Data excerpts

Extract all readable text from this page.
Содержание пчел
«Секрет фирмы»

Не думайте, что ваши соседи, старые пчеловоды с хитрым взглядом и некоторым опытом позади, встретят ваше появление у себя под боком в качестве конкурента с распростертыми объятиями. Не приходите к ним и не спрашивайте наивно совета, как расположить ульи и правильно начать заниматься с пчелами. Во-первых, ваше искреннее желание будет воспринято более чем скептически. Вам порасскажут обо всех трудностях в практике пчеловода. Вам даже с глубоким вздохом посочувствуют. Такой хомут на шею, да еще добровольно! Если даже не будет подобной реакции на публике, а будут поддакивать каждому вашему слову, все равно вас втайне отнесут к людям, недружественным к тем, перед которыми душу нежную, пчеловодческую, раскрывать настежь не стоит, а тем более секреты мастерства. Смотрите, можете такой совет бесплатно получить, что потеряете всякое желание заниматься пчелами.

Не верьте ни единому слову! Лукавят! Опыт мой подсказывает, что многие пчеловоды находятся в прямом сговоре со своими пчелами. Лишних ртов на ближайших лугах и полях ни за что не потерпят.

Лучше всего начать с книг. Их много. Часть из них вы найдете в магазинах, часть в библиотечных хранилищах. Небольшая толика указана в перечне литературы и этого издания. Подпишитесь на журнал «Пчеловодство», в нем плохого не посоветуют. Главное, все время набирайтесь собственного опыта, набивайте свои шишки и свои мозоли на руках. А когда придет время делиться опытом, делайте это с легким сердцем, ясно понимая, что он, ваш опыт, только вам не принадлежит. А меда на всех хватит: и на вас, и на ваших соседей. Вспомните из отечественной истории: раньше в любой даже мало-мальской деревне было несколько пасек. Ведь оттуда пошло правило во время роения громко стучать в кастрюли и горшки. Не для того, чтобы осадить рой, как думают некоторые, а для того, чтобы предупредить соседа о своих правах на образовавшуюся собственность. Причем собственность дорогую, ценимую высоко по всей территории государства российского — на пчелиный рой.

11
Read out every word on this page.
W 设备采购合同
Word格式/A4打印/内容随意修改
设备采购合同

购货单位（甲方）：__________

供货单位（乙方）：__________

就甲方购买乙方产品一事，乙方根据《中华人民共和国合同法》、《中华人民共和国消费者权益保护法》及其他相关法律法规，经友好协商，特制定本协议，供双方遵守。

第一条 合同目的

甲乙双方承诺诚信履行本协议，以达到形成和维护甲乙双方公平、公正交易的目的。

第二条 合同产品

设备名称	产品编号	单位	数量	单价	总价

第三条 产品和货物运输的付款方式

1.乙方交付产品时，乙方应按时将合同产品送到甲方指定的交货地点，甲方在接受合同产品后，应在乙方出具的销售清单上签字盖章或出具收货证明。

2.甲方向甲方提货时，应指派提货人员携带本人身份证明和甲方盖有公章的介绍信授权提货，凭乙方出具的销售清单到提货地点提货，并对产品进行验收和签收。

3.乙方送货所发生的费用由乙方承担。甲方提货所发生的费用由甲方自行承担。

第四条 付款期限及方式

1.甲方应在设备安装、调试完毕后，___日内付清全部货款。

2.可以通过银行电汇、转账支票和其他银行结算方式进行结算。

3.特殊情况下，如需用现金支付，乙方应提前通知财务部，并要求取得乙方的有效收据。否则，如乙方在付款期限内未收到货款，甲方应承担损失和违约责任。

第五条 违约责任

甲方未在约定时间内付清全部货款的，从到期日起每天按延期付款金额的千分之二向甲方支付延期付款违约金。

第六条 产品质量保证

WHAT TO WORK ON
Check each line above for the string "this" and show the ones that have it.

THE ANSWER
Extract all readable text from this page.
Read out every word on this page.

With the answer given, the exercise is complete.